## Problem to work on
Identify and copy all lines of the material where the string "tasyakamila" is found.

⁂

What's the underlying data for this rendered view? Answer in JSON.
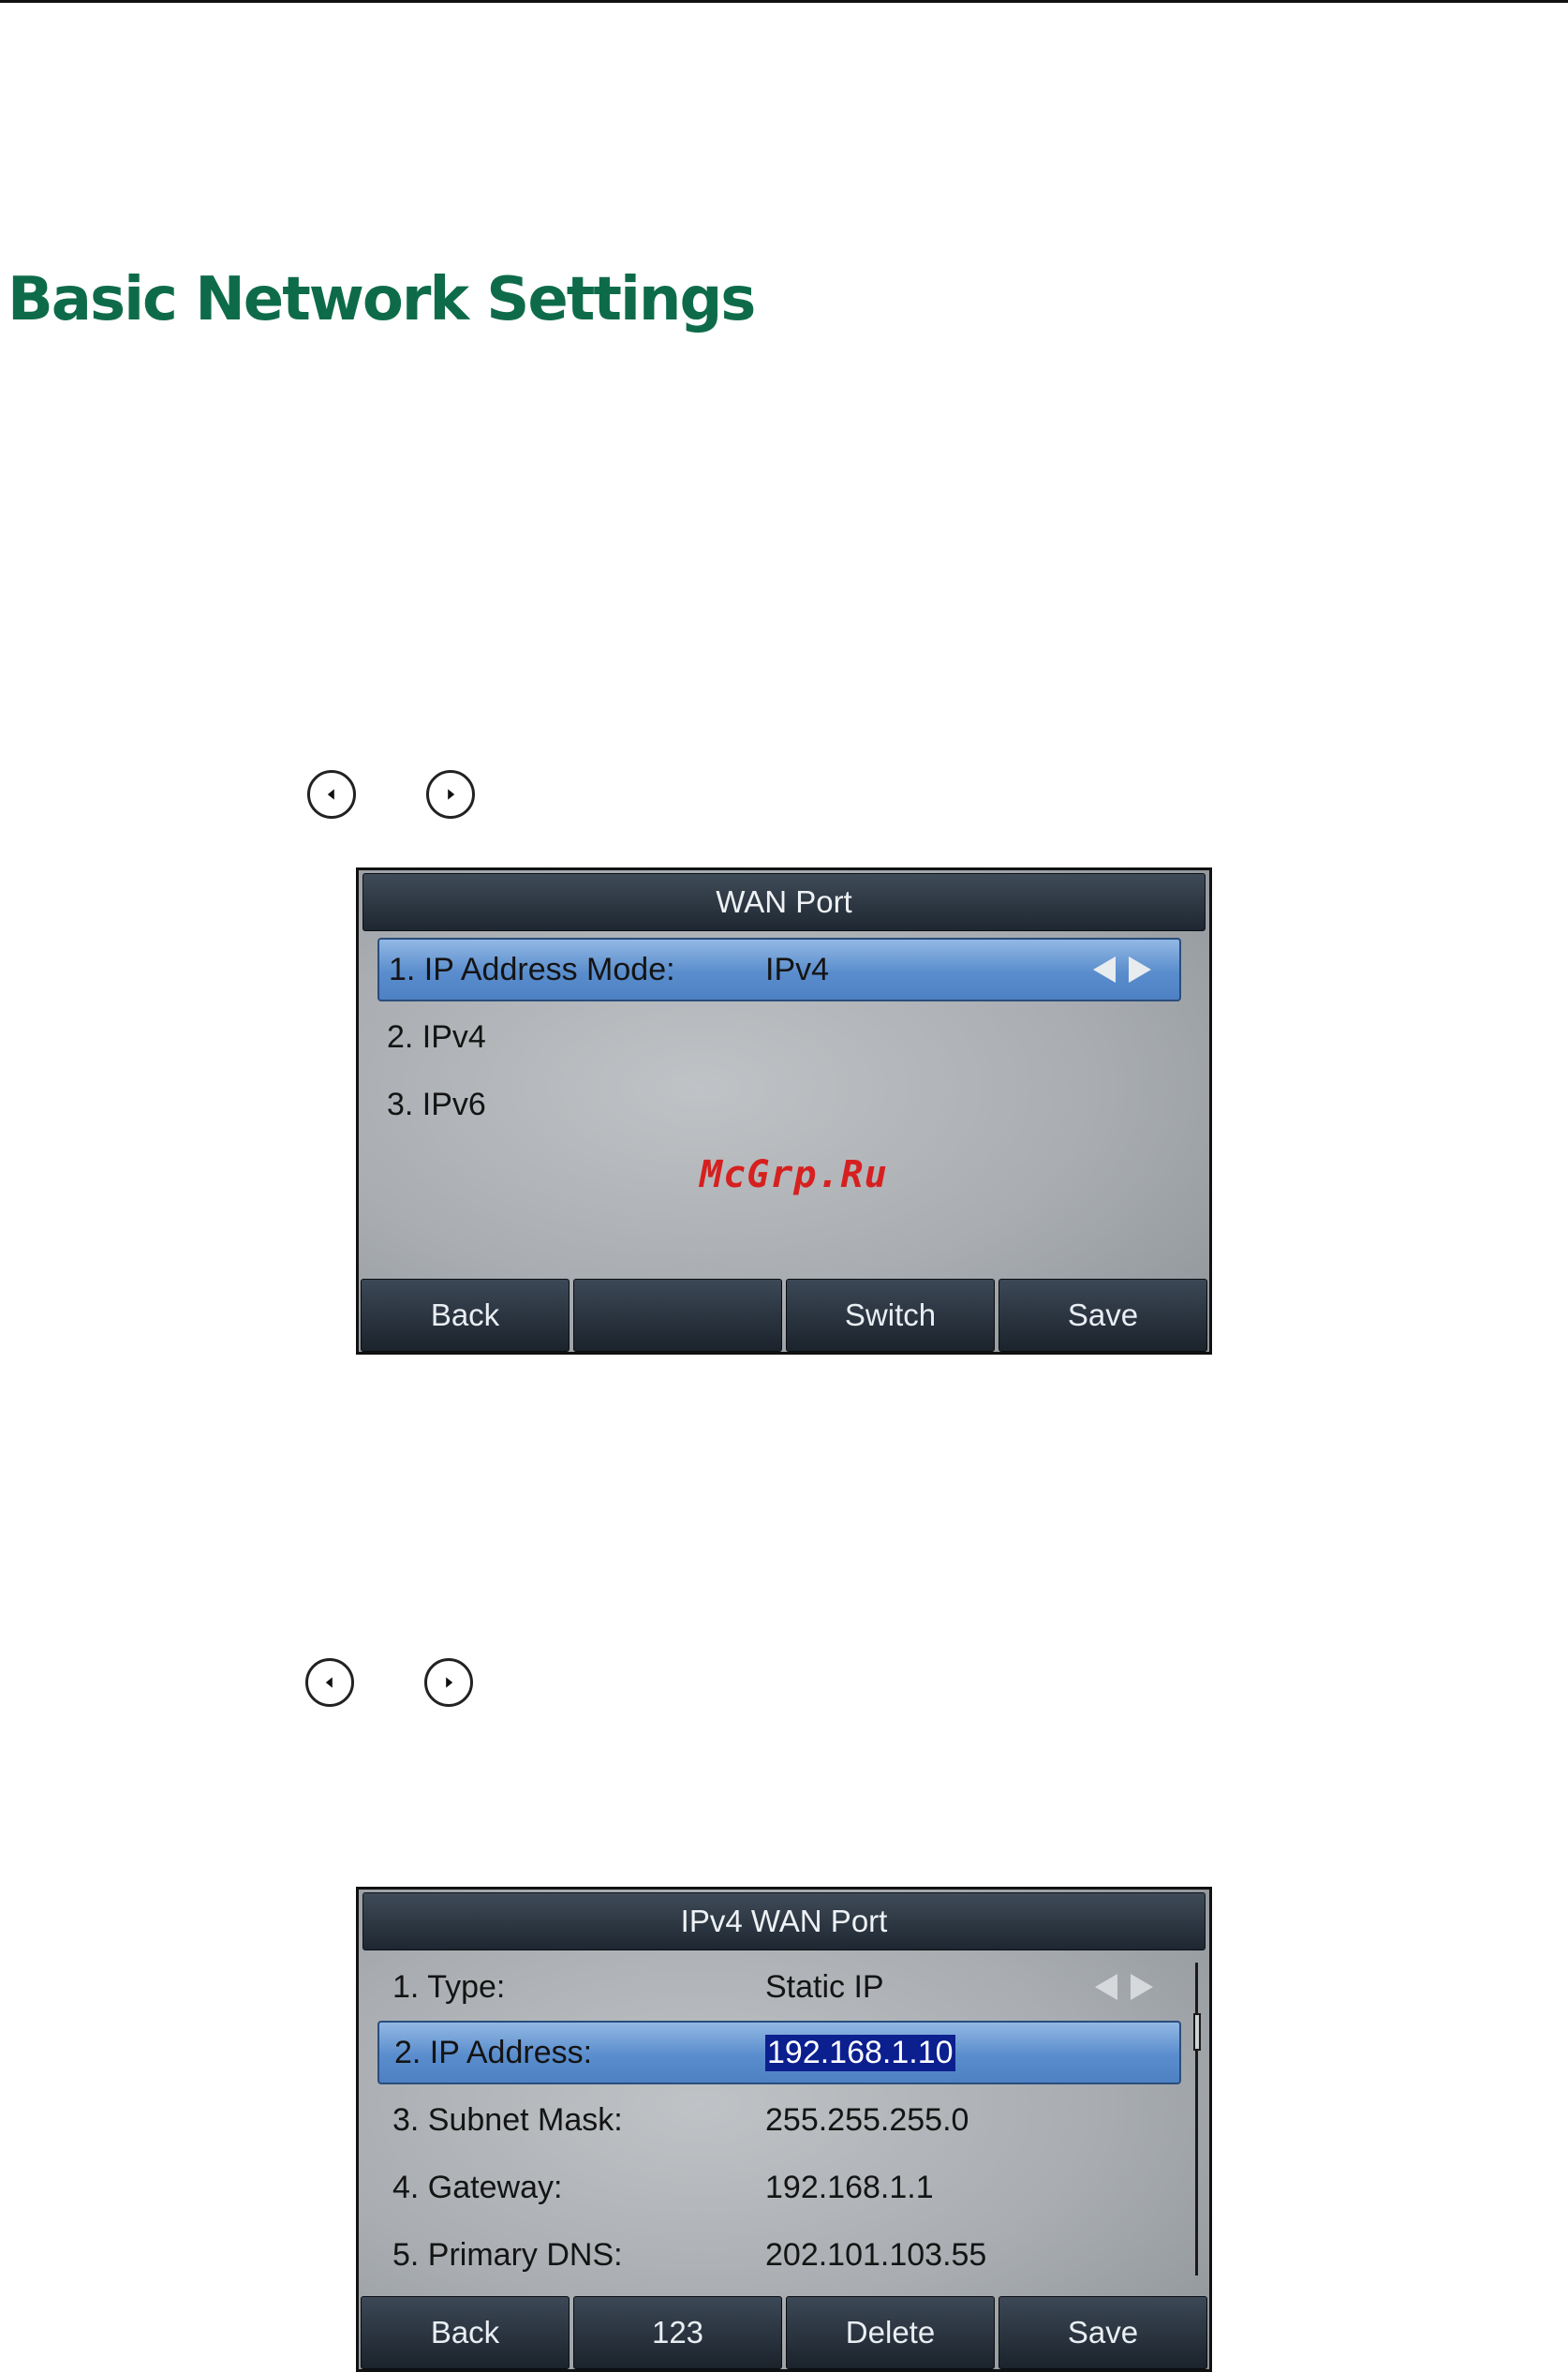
{
  "page": {
    "title": "Basic Network Settings"
  },
  "screen1": {
    "title": "WAN Port",
    "rows": [
      {
        "label": "1. IP Address Mode:",
        "value": "IPv4"
      },
      {
        "label": "2. IPv4",
        "value": ""
      },
      {
        "label": "3. IPv6",
        "value": ""
      }
    ],
    "softkeys": [
      "Back",
      "",
      "Switch",
      "Save"
    ],
    "watermark": "McGrp.Ru"
  },
  "screen2": {
    "title": "IPv4 WAN Port",
    "rows": [
      {
        "label": "1. Type:",
        "value": "Static IP"
      },
      {
        "label": "2. IP Address:",
        "value": "192.168.1.10"
      },
      {
        "label": "3. Subnet Mask:",
        "value": "255.255.255.0"
      },
      {
        "label": "4. Gateway:",
        "value": "192.168.1.1"
      },
      {
        "label": "5. Primary DNS:",
        "value": "202.101.103.55"
      }
    ],
    "softkeys": [
      "Back",
      "123",
      "Delete",
      "Save"
    ]
  },
  "icons": [
    "nav-left-key-icon",
    "nav-right-key-icon",
    "arrow-left-icon",
    "arrow-right-icon"
  ],
  "colors": {
    "heading": "#0e6b4a",
    "selection": "#5a8dcd",
    "watermark": "#d62020"
  }
}
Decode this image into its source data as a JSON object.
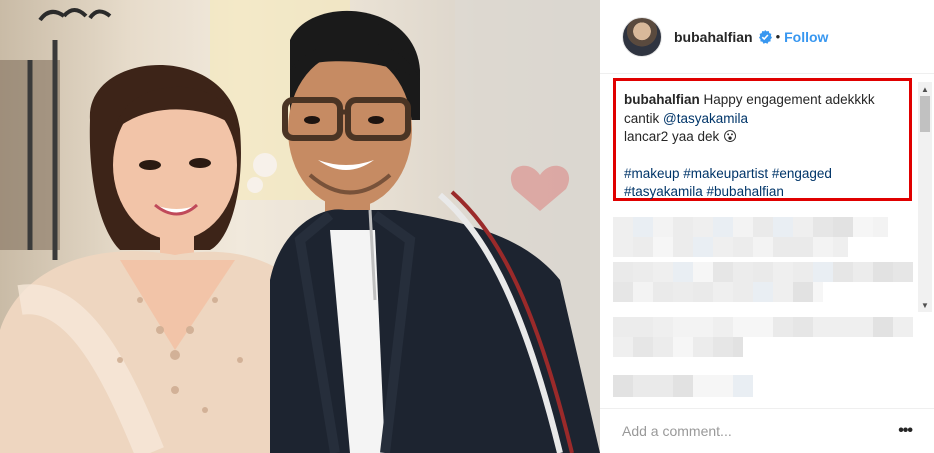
{
  "post": {
    "photo_icon": "photo-of-couple",
    "header": {
      "username": "bubahalfian",
      "verified_icon": "verified-badge-icon",
      "separator": "•",
      "follow_label": "Follow"
    },
    "caption": {
      "username": "bubahalfian",
      "line1": "Happy engagement adekkkk",
      "line2_prefix": "cantik ",
      "mention": "@tasyakamila",
      "line3": "lancar2 yaa dek 😮",
      "hashtags_line1": "#makeup #makeupartist #engaged",
      "hashtags_line2": "#tasyakamila #bubahalfian"
    },
    "comment_box": {
      "placeholder": "Add a comment...",
      "more_icon": "more-options-icon",
      "more_glyph": "•••"
    },
    "colors": {
      "highlight_border": "#e00000",
      "follow_blue": "#3897f0",
      "link_blue": "#003569"
    }
  }
}
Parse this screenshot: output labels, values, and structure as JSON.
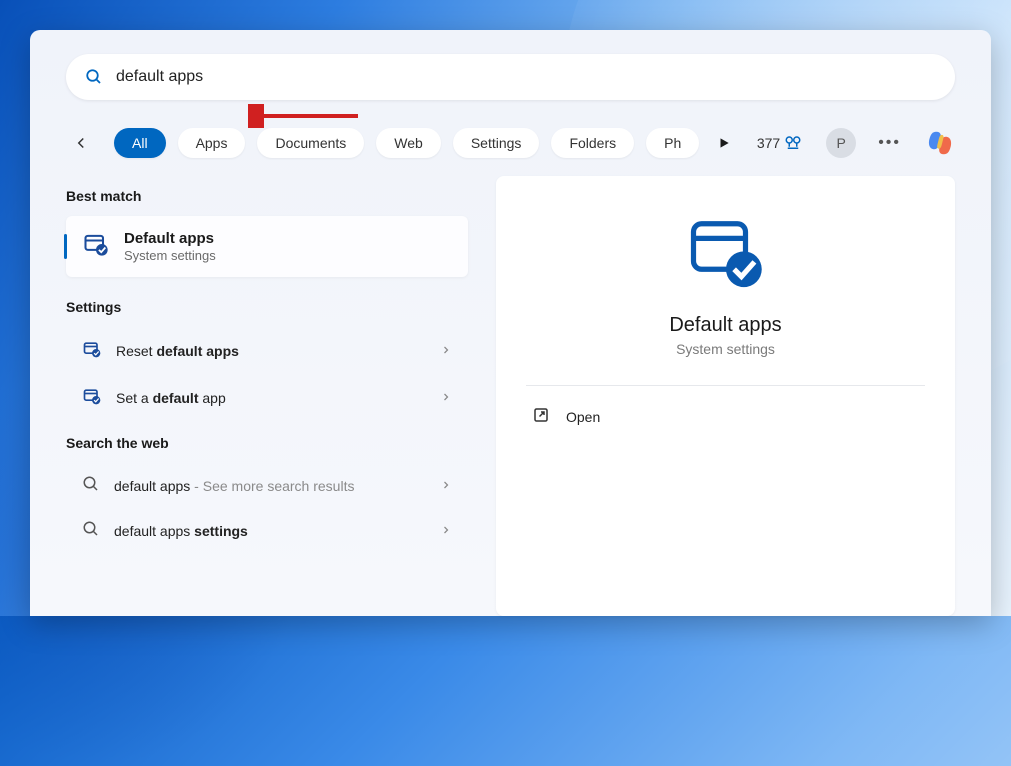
{
  "search": {
    "query": "default apps"
  },
  "filters": {
    "all": "All",
    "apps": "Apps",
    "documents": "Documents",
    "web": "Web",
    "settings": "Settings",
    "folders": "Folders",
    "photos_truncated": "Ph"
  },
  "header": {
    "points": "377",
    "avatar_initial": "P"
  },
  "sections": {
    "best_match": "Best match",
    "settings": "Settings",
    "search_web": "Search the web"
  },
  "best_match": {
    "title": "Default apps",
    "subtitle": "System settings"
  },
  "settings_results": [
    {
      "prefix": "Reset ",
      "bold": "default apps",
      "suffix": ""
    },
    {
      "prefix": "Set a ",
      "bold": "default",
      "suffix": " app"
    }
  ],
  "web_results": [
    {
      "main": "default apps",
      "hint": " - See more search results"
    },
    {
      "main_prefix": "default apps ",
      "bold": "settings",
      "hint": ""
    }
  ],
  "detail": {
    "title": "Default apps",
    "subtitle": "System settings",
    "open_label": "Open"
  }
}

⁂

## Response to the exercise
      "mention": "@tasyakamila",
      "hashtags_line2": "#tasyakamila #bubahalfian"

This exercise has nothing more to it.